** Work instructions **
Copy the data below exactly, omitting any picture it contains.
## START
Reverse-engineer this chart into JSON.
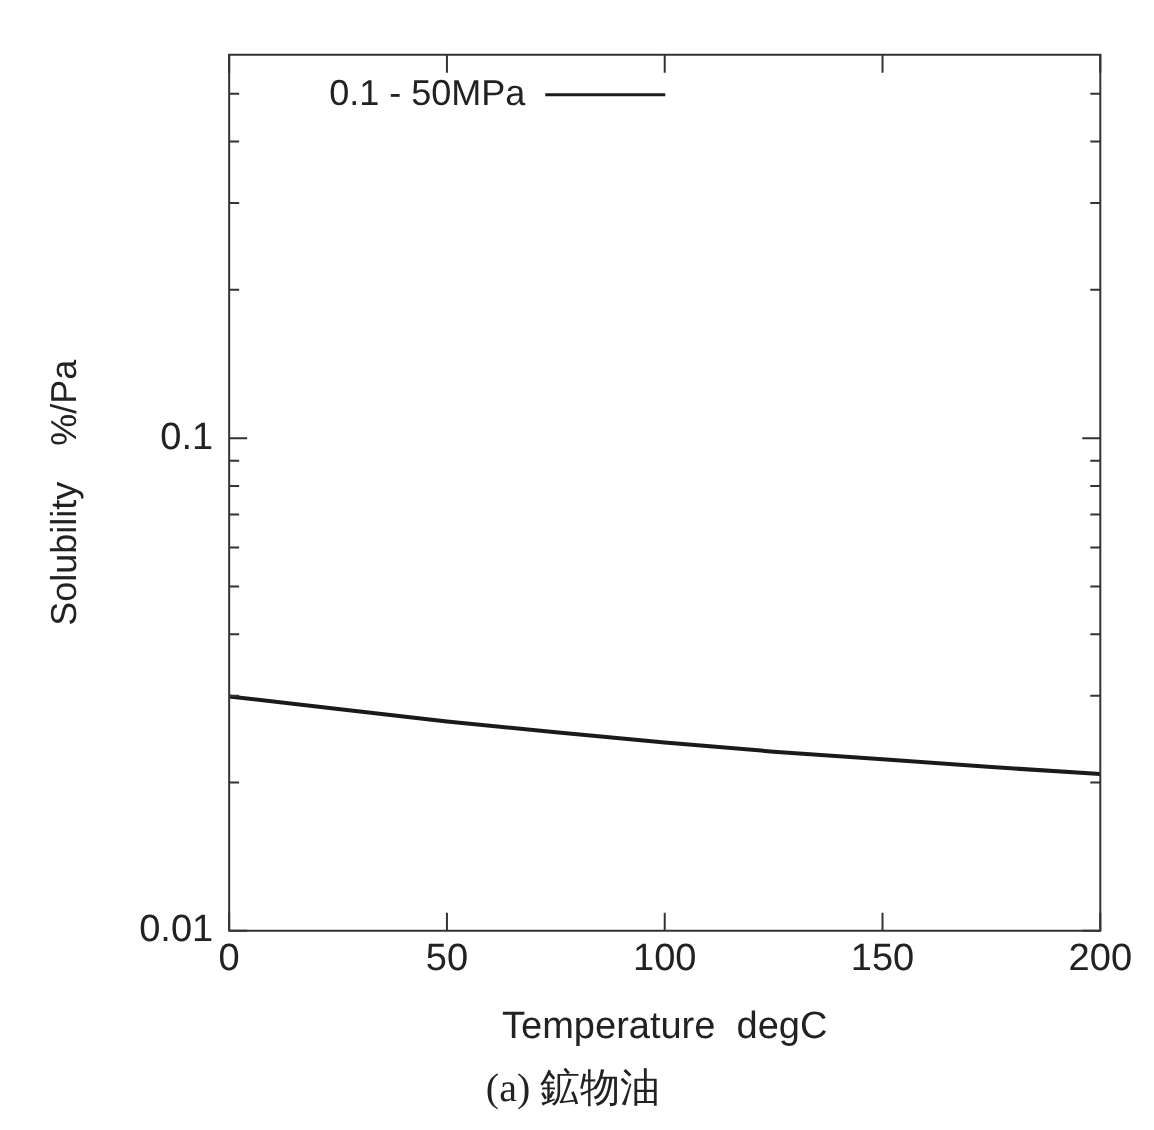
{
  "chart_data": {
    "type": "line",
    "title": "(a) 鉱物油",
    "xlabel": "Temperature  degC",
    "ylabel": "Solubility　%/Pa",
    "x": [
      0,
      25,
      50,
      75,
      100,
      125,
      150,
      175,
      200
    ],
    "series": [
      {
        "name": "0.1 - 50MPa",
        "color": "#1a1a1a",
        "values": [
          0.0299,
          0.0282,
          0.0266,
          0.0253,
          0.0241,
          0.0231,
          0.0223,
          0.0215,
          0.0208
        ]
      }
    ],
    "xlim": [
      0,
      200
    ],
    "xticks": [
      0,
      50,
      100,
      150,
      200
    ],
    "ylim": [
      0.01,
      0.6
    ],
    "yticks": [
      0.01,
      {
        "value": 0.02,
        "label": null
      },
      {
        "value": 0.03,
        "label": null
      },
      {
        "value": 0.04,
        "label": null
      },
      {
        "value": 0.05,
        "label": null
      },
      {
        "value": 0.06,
        "label": null
      },
      {
        "value": 0.07,
        "label": null
      },
      {
        "value": 0.08,
        "label": null
      },
      {
        "value": 0.09,
        "label": null
      },
      0.1,
      {
        "value": 0.2,
        "label": null
      },
      {
        "value": 0.3,
        "label": null
      },
      {
        "value": 0.4,
        "label": null
      },
      {
        "value": 0.5,
        "label": null
      }
    ],
    "log": "y",
    "grid": false,
    "legend": "top left",
    "marker": "none",
    "line_style": "solid"
  }
}
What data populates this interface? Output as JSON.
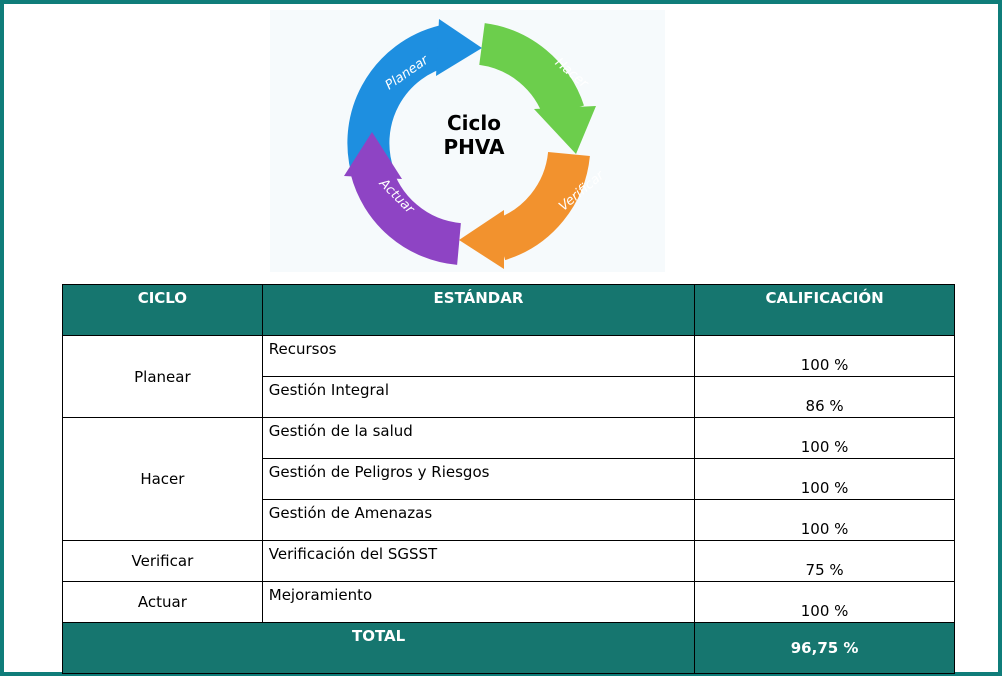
{
  "diagram": {
    "center": [
      "Ciclo",
      "PHVA"
    ],
    "steps": [
      "Planear",
      "Hacer",
      "Verificar",
      "Actuar"
    ]
  },
  "table": {
    "columns": [
      "CICLO",
      "ESTÁNDAR",
      "CALIFICACIÓN"
    ],
    "groups": [
      {
        "ciclo": "Planear",
        "rows": [
          [
            "Recursos",
            "100 %"
          ],
          [
            "Gestión Integral",
            "86 %"
          ]
        ]
      },
      {
        "ciclo": "Hacer",
        "rows": [
          [
            "Gestión de la salud",
            "100 %"
          ],
          [
            "Gestión de Peligros y Riesgos",
            "100 %"
          ],
          [
            "Gestión de Amenazas",
            "100 %"
          ]
        ]
      },
      {
        "ciclo": "Verificar",
        "rows": [
          [
            "Verificación del SGSST",
            "75 %"
          ]
        ]
      },
      {
        "ciclo": "Actuar",
        "rows": [
          [
            "Mejoramiento",
            "100 %"
          ]
        ]
      }
    ],
    "total": {
      "label": "TOTAL",
      "value": "96,75 %"
    }
  }
}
## END
** Response to the task **
Reverse-engineer this chart into JSON.
{
  "chart_data": {
    "type": "line",
    "title": "(a) 鉱物油",
    "xlabel": "Temperature  degC",
    "ylabel": "Solubility　%/Pa",
    "x": [
      0,
      25,
      50,
      75,
      100,
      125,
      150,
      175,
      200
    ],
    "series": [
      {
        "name": "0.1 - 50MPa",
        "color": "#1a1a1a",
        "values": [
          0.0299,
          0.0282,
          0.0266,
          0.0253,
          0.0241,
          0.0231,
          0.0223,
          0.0215,
          0.0208
        ]
      }
    ],
    "xlim": [
      0,
      200
    ],
    "xticks": [
      0,
      50,
      100,
      150,
      200
    ],
    "ylim": [
      0.01,
      0.6
    ],
    "yticks": [
      0.01,
      {
        "value": 0.02,
        "label": null
      },
      {
        "value": 0.03,
        "label": null
      },
      {
        "value": 0.04,
        "label": null
      },
      {
        "value": 0.05,
        "label": null
      },
      {
        "value": 0.06,
        "label": null
      },
      {
        "value": 0.07,
        "label": null
      },
      {
        "value": 0.08,
        "label": null
      },
      {
        "value": 0.09,
        "label": null
      },
      0.1,
      {
        "value": 0.2,
        "label": null
      },
      {
        "value": 0.3,
        "label": null
      },
      {
        "value": 0.4,
        "label": null
      },
      {
        "value": 0.5,
        "label": null
      }
    ],
    "log": "y",
    "grid": false,
    "legend": "top left",
    "marker": "none",
    "line_style": "solid"
  }
}
What data populates this interface? Output as JSON.
{
  "diagram": {
    "center": [
      "Ciclo",
      "PHVA"
    ],
    "steps": [
      "Planear",
      "Hacer",
      "Verificar",
      "Actuar"
    ]
  },
  "table": {
    "columns": [
      "CICLO",
      "ESTÁNDAR",
      "CALIFICACIÓN"
    ],
    "groups": [
      {
        "ciclo": "Planear",
        "rows": [
          [
            "Recursos",
            "100 %"
          ],
          [
            "Gestión Integral",
            "86 %"
          ]
        ]
      },
      {
        "ciclo": "Hacer",
        "rows": [
          [
            "Gestión de la salud",
            "100 %"
          ],
          [
            "Gestión de Peligros y Riesgos",
            "100 %"
          ],
          [
            "Gestión de Amenazas",
            "100 %"
          ]
        ]
      },
      {
        "ciclo": "Verificar",
        "rows": [
          [
            "Verificación del SGSST",
            "75 %"
          ]
        ]
      },
      {
        "ciclo": "Actuar",
        "rows": [
          [
            "Mejoramiento",
            "100 %"
          ]
        ]
      }
    ],
    "total": {
      "label": "TOTAL",
      "value": "96,75 %"
    }
  }
}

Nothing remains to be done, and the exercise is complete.